#### What is being asked:
Leaving out the pictures, please retype each record exactly.

====

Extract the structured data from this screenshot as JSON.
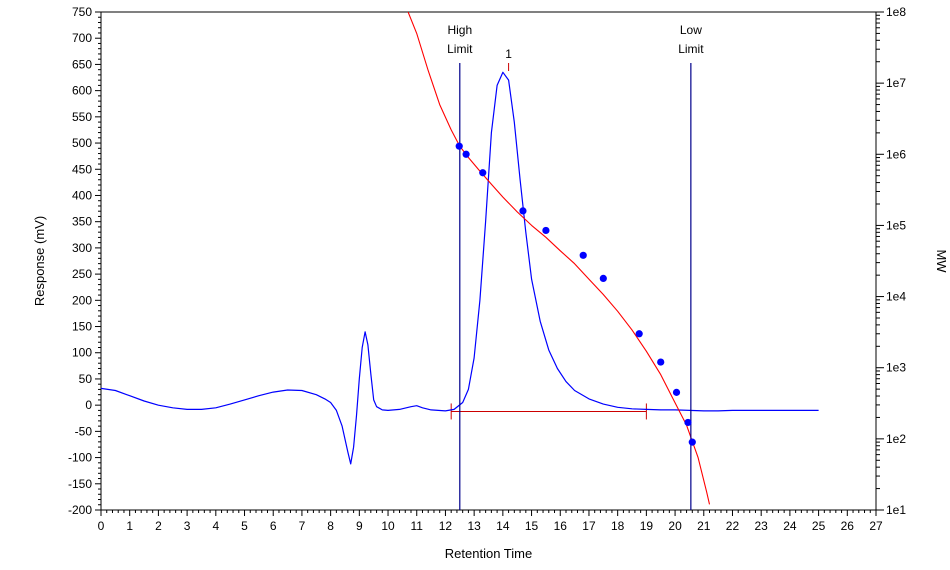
{
  "chart_data": {
    "type": "line",
    "xlabel": "Retention Time",
    "ylabel": "Response (mV)",
    "y2label": "MW",
    "xlim": [
      0,
      27
    ],
    "ylim": [
      -200,
      750
    ],
    "y2lim": [
      10,
      100000000
    ],
    "y2scale": "log",
    "x_ticks": [
      "0",
      "1",
      "2",
      "3",
      "4",
      "5",
      "6",
      "7",
      "8",
      "9",
      "10",
      "11",
      "12",
      "13",
      "14",
      "15",
      "16",
      "17",
      "18",
      "19",
      "20",
      "21",
      "22",
      "23",
      "24",
      "25",
      "26",
      "27"
    ],
    "y_ticks": [
      "750",
      "700",
      "650",
      "600",
      "550",
      "500",
      "450",
      "400",
      "350",
      "300",
      "250",
      "200",
      "150",
      "100",
      "50",
      "0",
      "-50",
      "-100",
      "-150",
      "-200"
    ],
    "y2_ticks": [
      "1e8",
      "1e7",
      "1e6",
      "1e5",
      "1e4",
      "1e3",
      "1e2",
      "1e1"
    ],
    "colors": {
      "chromatogram": "#0000ff",
      "calibration": "#ff0000",
      "limits": "#00008b",
      "points": "#0000ff",
      "baseline": "#cc0000"
    },
    "series": [
      {
        "role": "chromatogram",
        "x": [
          0,
          0.5,
          1,
          1.5,
          2,
          2.5,
          3,
          3.5,
          4,
          4.5,
          5,
          5.5,
          6,
          6.5,
          7,
          7.5,
          7.8,
          8,
          8.2,
          8.4,
          8.6,
          8.7,
          8.8,
          8.9,
          9.0,
          9.1,
          9.2,
          9.3,
          9.4,
          9.5,
          9.6,
          9.8,
          10,
          10.4,
          10.8,
          11,
          11.2,
          11.5,
          12,
          12.3,
          12.6,
          12.8,
          13.0,
          13.2,
          13.4,
          13.6,
          13.8,
          14.0,
          14.2,
          14.4,
          14.6,
          14.8,
          15.0,
          15.3,
          15.6,
          15.9,
          16.2,
          16.5,
          17,
          17.5,
          18,
          18.5,
          19,
          19.5,
          20,
          20.5,
          21,
          21.5,
          22,
          22.5,
          23,
          23.5,
          24,
          24.5,
          25
        ],
        "y": [
          32,
          28,
          18,
          8,
          0,
          -5,
          -8,
          -8,
          -5,
          2,
          10,
          18,
          25,
          29,
          28,
          20,
          12,
          5,
          -10,
          -40,
          -90,
          -112,
          -80,
          -20,
          50,
          110,
          140,
          115,
          60,
          10,
          -3,
          -9,
          -10,
          -8,
          -3,
          -1,
          -5,
          -9,
          -11,
          -8,
          5,
          30,
          90,
          200,
          350,
          520,
          610,
          635,
          620,
          540,
          430,
          330,
          240,
          160,
          105,
          70,
          45,
          28,
          12,
          2,
          -4,
          -7,
          -8,
          -9,
          -9,
          -10,
          -11,
          -11,
          -10,
          -10,
          -10,
          -10,
          -10,
          -10,
          -10
        ]
      },
      {
        "role": "calibration-curve",
        "x": [
          10.7,
          11.0,
          11.4,
          11.8,
          12.2,
          12.5,
          12.8,
          13.2,
          13.6,
          14.0,
          14.5,
          15.0,
          15.5,
          16.0,
          16.5,
          17.0,
          17.5,
          18.0,
          18.5,
          19.0,
          19.5,
          20.0,
          20.4,
          20.8,
          21.1,
          21.2
        ],
        "y": [
          100000000,
          50000000,
          15000000,
          5000000,
          2200000,
          1300000,
          900000,
          580000,
          380000,
          250000,
          155000,
          100000,
          68000,
          44000,
          29000,
          17500,
          10700,
          6200,
          3400,
          1700,
          800,
          320,
          155,
          55,
          18,
          12
        ]
      },
      {
        "role": "calibration-points",
        "x": [
          12.48,
          12.72,
          13.3,
          14.7,
          15.5,
          16.8,
          17.5,
          18.75,
          19.5,
          20.05,
          20.45,
          20.6
        ],
        "y": [
          1300000,
          1000000,
          550000,
          160000,
          85000,
          38000,
          18000,
          3000,
          1200,
          450,
          170,
          90
        ]
      }
    ],
    "annotations": {
      "high_limit": {
        "x": 12.5,
        "label_line1": "High",
        "label_line2": "Limit"
      },
      "low_limit": {
        "x": 20.55,
        "label_line1": "Low",
        "label_line2": "Limit"
      },
      "peak_label": {
        "x": 14.2,
        "text": "1"
      },
      "integration_baseline": {
        "x_start": 12.2,
        "x_end": 19.0,
        "y": -12
      }
    },
    "grid": false,
    "legend": "none"
  }
}
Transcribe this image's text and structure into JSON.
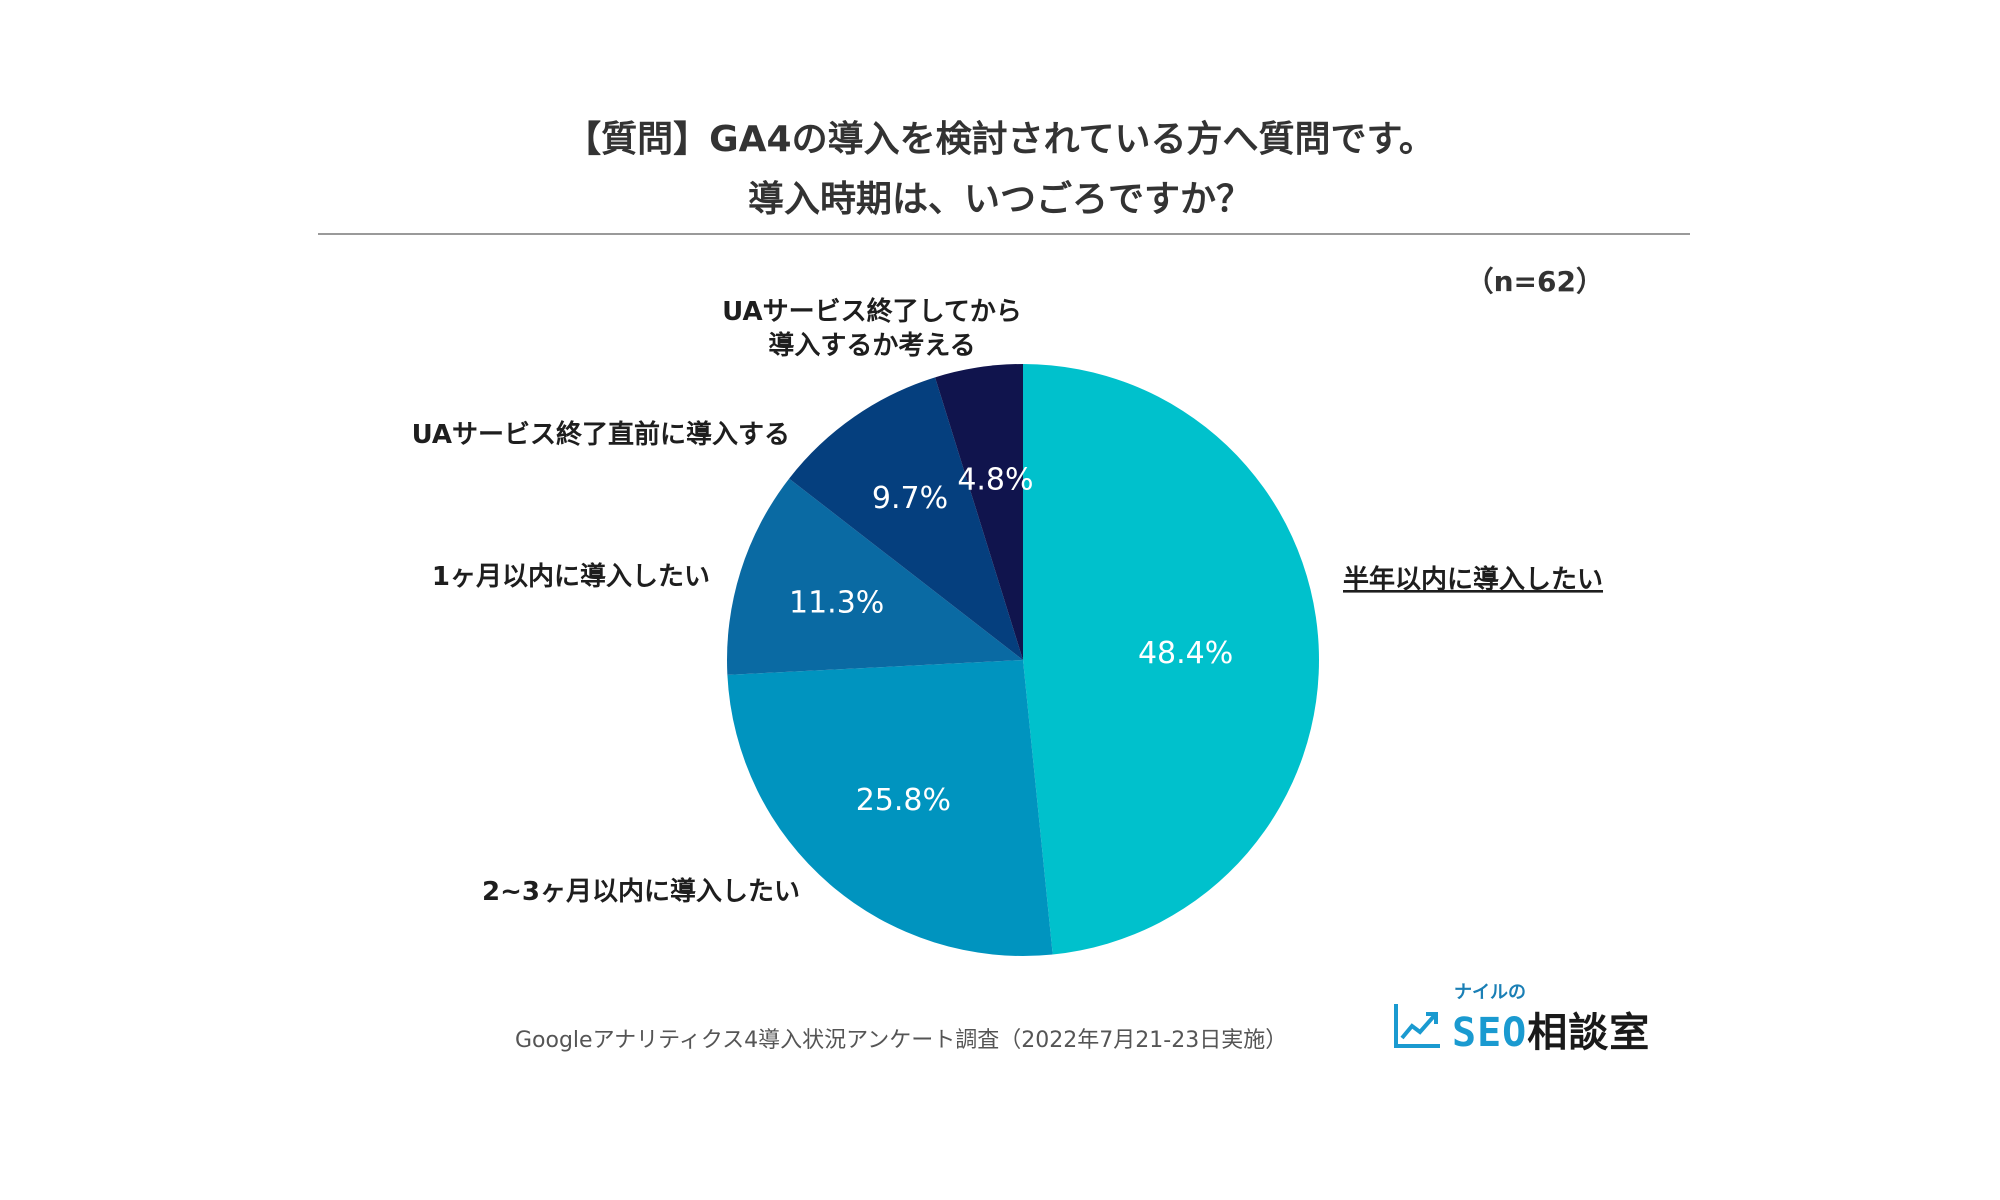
{
  "title_lines": [
    "【質問】GA4の導入を検討されている方へ質問です。",
    "導入時期は、いつごろですか？"
  ],
  "sample": "（n=62）",
  "chart_data": {
    "type": "pie",
    "start_angle": "12 o'clock",
    "direction": "clockwise",
    "slices": [
      {
        "label": "半年以内に導入したい",
        "value": 48.4,
        "value_label": "48.4%",
        "color": "#00c1cc"
      },
      {
        "label": "2~3ヶ月以内に導入したい",
        "value": 25.8,
        "value_label": "25.8%",
        "color": "#0094bf"
      },
      {
        "label": "1ヶ月以内に導入したい",
        "value": 11.3,
        "value_label": "11.3%",
        "color": "#0a6aa3"
      },
      {
        "label": "UAサービス終了直前に導入する",
        "value": 9.7,
        "value_label": "9.7%",
        "color": "#053f7e"
      },
      {
        "label": "UAサービス終了してから\n導入するか考える",
        "value": 4.8,
        "value_label": "4.8%",
        "color": "#10144d"
      }
    ]
  },
  "footer": "Googleアナリティクス4導入状況アンケート調査（2022年7月21-23日実施）",
  "logo": {
    "tagline": "ナイルの",
    "brand": "SEO",
    "brand_jp": "相談室"
  }
}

====

#### Task answer:
Extract the structured data from this screenshot as JSON.
{
  "chart_data": {
    "type": "line",
    "xlabel": "Retention Time",
    "ylabel": "Response (mV)",
    "y2label": "MW",
    "xlim": [
      0,
      27
    ],
    "ylim": [
      -200,
      750
    ],
    "y2lim": [
      10,
      100000000
    ],
    "y2scale": "log",
    "x_ticks": [
      "0",
      "1",
      "2",
      "3",
      "4",
      "5",
      "6",
      "7",
      "8",
      "9",
      "10",
      "11",
      "12",
      "13",
      "14",
      "15",
      "16",
      "17",
      "18",
      "19",
      "20",
      "21",
      "22",
      "23",
      "24",
      "25",
      "26",
      "27"
    ],
    "y_ticks": [
      "750",
      "700",
      "650",
      "600",
      "550",
      "500",
      "450",
      "400",
      "350",
      "300",
      "250",
      "200",
      "150",
      "100",
      "50",
      "0",
      "-50",
      "-100",
      "-150",
      "-200"
    ],
    "y2_ticks": [
      "1e8",
      "1e7",
      "1e6",
      "1e5",
      "1e4",
      "1e3",
      "1e2",
      "1e1"
    ],
    "colors": {
      "chromatogram": "#0000ff",
      "calibration": "#ff0000",
      "limits": "#00008b",
      "points": "#0000ff",
      "baseline": "#cc0000"
    },
    "series": [
      {
        "role": "chromatogram",
        "x": [
          0,
          0.5,
          1,
          1.5,
          2,
          2.5,
          3,
          3.5,
          4,
          4.5,
          5,
          5.5,
          6,
          6.5,
          7,
          7.5,
          7.8,
          8,
          8.2,
          8.4,
          8.6,
          8.7,
          8.8,
          8.9,
          9.0,
          9.1,
          9.2,
          9.3,
          9.4,
          9.5,
          9.6,
          9.8,
          10,
          10.4,
          10.8,
          11,
          11.2,
          11.5,
          12,
          12.3,
          12.6,
          12.8,
          13.0,
          13.2,
          13.4,
          13.6,
          13.8,
          14.0,
          14.2,
          14.4,
          14.6,
          14.8,
          15.0,
          15.3,
          15.6,
          15.9,
          16.2,
          16.5,
          17,
          17.5,
          18,
          18.5,
          19,
          19.5,
          20,
          20.5,
          21,
          21.5,
          22,
          22.5,
          23,
          23.5,
          24,
          24.5,
          25
        ],
        "y": [
          32,
          28,
          18,
          8,
          0,
          -5,
          -8,
          -8,
          -5,
          2,
          10,
          18,
          25,
          29,
          28,
          20,
          12,
          5,
          -10,
          -40,
          -90,
          -112,
          -80,
          -20,
          50,
          110,
          140,
          115,
          60,
          10,
          -3,
          -9,
          -10,
          -8,
          -3,
          -1,
          -5,
          -9,
          -11,
          -8,
          5,
          30,
          90,
          200,
          350,
          520,
          610,
          635,
          620,
          540,
          430,
          330,
          240,
          160,
          105,
          70,
          45,
          28,
          12,
          2,
          -4,
          -7,
          -8,
          -9,
          -9,
          -10,
          -11,
          -11,
          -10,
          -10,
          -10,
          -10,
          -10,
          -10,
          -10
        ]
      },
      {
        "role": "calibration-curve",
        "x": [
          10.7,
          11.0,
          11.4,
          11.8,
          12.2,
          12.5,
          12.8,
          13.2,
          13.6,
          14.0,
          14.5,
          15.0,
          15.5,
          16.0,
          16.5,
          17.0,
          17.5,
          18.0,
          18.5,
          19.0,
          19.5,
          20.0,
          20.4,
          20.8,
          21.1,
          21.2
        ],
        "y": [
          100000000,
          50000000,
          15000000,
          5000000,
          2200000,
          1300000,
          900000,
          580000,
          380000,
          250000,
          155000,
          100000,
          68000,
          44000,
          29000,
          17500,
          10700,
          6200,
          3400,
          1700,
          800,
          320,
          155,
          55,
          18,
          12
        ]
      },
      {
        "role": "calibration-points",
        "x": [
          12.48,
          12.72,
          13.3,
          14.7,
          15.5,
          16.8,
          17.5,
          18.75,
          19.5,
          20.05,
          20.45,
          20.6
        ],
        "y": [
          1300000,
          1000000,
          550000,
          160000,
          85000,
          38000,
          18000,
          3000,
          1200,
          450,
          170,
          90
        ]
      }
    ],
    "annotations": {
      "high_limit": {
        "x": 12.5,
        "label_line1": "High",
        "label_line2": "Limit"
      },
      "low_limit": {
        "x": 20.55,
        "label_line1": "Low",
        "label_line2": "Limit"
      },
      "peak_label": {
        "x": 14.2,
        "text": "1"
      },
      "integration_baseline": {
        "x_start": 12.2,
        "x_end": 19.0,
        "y": -12
      }
    },
    "grid": false,
    "legend": "none"
  }
}
Transcribe this image's text and structure into JSON.
{
  "title_lines": [
    "【質問】GA4の導入を検討されている方へ質問です。",
    "導入時期は、いつごろですか？"
  ],
  "sample": "（n=62）",
  "chart_data": {
    "type": "pie",
    "start_angle": "12 o'clock",
    "direction": "clockwise",
    "slices": [
      {
        "label": "半年以内に導入したい",
        "value": 48.4,
        "value_label": "48.4%",
        "color": "#00c1cc"
      },
      {
        "label": "2~3ヶ月以内に導入したい",
        "value": 25.8,
        "value_label": "25.8%",
        "color": "#0094bf"
      },
      {
        "label": "1ヶ月以内に導入したい",
        "value": 11.3,
        "value_label": "11.3%",
        "color": "#0a6aa3"
      },
      {
        "label": "UAサービス終了直前に導入する",
        "value": 9.7,
        "value_label": "9.7%",
        "color": "#053f7e"
      },
      {
        "label": "UAサービス終了してから\n導入するか考える",
        "value": 4.8,
        "value_label": "4.8%",
        "color": "#10144d"
      }
    ]
  },
  "footer": "Googleアナリティクス4導入状況アンケート調査（2022年7月21-23日実施）",
  "logo": {
    "tagline": "ナイルの",
    "brand": "SEO",
    "brand_jp": "相談室"
  }
}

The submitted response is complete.